How to capture image which can directly using by CUDA?

Hello,

I was using OpenCV capture to get images from RTSP steam.
(using gstreamer rtspsrc and h265 decoder)

Before processing the data, I have to call cudaMemcpy to copy the data to device memory.

When resolution is 2K, this copy takes about 1ms.
When resolution is 4K, this copy takes about <4ms.
It is not very long.
But when resolution is 8K, this copy takes about 16ms, which is really a long time.

20220823122050

Since Jetson board has only one DRAM,
I wonder is there a way to capture images which can directly using by CUDA?
Or am I using OpenCV capture wrong?

Thanks

Hi,
An optimal solution is to run gstreamer command and get the buffer in appsink like:

rtspsrc ! rtph265depay ! h265parse ! nvv4l2decoder ! appsink

And use NvBufSurface APIs to map the buffer to cv::gpuMat. Here is a sample for Jetpack 4
Nano not using GPU with gstreamer/python. Slow FPS, dropped frames - #8 by DaneLLL

The sample cannot be applied directly since we have deprecated NvBuffer APIs on Jetpack 5. Please also refer to this patch which uses NVBufSurface APIs:
How to create opencv gpumat from nvstream? - #18 by DaneLLL

Thanks for the reply.

EXTRACTED INFORMATION |
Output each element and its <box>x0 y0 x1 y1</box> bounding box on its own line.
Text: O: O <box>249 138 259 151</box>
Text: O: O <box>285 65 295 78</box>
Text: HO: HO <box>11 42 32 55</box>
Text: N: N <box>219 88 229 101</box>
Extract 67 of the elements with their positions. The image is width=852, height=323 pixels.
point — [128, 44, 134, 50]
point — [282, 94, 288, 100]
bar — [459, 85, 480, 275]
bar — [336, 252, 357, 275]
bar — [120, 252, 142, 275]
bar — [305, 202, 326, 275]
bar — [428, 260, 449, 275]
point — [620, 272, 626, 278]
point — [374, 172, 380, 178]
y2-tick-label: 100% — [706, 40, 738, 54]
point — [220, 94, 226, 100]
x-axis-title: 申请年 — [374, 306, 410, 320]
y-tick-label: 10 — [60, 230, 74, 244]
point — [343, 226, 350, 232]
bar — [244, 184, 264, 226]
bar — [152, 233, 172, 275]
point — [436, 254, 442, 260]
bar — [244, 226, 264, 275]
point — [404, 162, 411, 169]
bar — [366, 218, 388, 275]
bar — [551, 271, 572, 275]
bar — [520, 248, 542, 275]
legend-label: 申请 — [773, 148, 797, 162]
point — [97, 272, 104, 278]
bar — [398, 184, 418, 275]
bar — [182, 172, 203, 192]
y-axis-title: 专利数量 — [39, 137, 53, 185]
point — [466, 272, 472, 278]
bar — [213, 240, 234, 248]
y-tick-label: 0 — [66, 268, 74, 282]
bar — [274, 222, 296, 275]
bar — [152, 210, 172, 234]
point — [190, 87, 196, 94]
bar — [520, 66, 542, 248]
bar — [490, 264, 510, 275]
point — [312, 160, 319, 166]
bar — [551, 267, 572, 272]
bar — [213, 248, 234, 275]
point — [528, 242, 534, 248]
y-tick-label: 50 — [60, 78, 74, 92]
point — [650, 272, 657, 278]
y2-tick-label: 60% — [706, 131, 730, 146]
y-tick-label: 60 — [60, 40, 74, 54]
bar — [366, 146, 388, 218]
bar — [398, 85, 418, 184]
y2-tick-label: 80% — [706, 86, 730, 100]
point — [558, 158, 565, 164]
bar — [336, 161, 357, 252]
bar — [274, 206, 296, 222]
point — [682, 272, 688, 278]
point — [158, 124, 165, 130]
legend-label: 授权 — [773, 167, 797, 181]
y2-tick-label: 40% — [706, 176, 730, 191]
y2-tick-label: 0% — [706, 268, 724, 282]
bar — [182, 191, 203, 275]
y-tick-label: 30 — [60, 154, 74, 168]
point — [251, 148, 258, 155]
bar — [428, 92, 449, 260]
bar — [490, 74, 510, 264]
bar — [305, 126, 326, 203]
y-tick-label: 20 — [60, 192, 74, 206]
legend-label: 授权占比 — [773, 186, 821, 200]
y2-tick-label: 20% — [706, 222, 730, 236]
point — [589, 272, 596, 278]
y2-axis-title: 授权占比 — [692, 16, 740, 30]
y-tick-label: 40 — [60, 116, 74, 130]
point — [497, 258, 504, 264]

REQUIREMENTS |
1. In the CUDA capture thread, how long does the cudaMemcpy copy take at 8K resolution?
2. List every element of the gstreamer pipeline that the reply in the CUDA capture thread recommends.
The lines come from a different source than the thread.

RESPONSES PER TASK |
1. About 16ms.

2. rtspsrc, rtph265depay, h265parse, nvv4l2decoder, appsink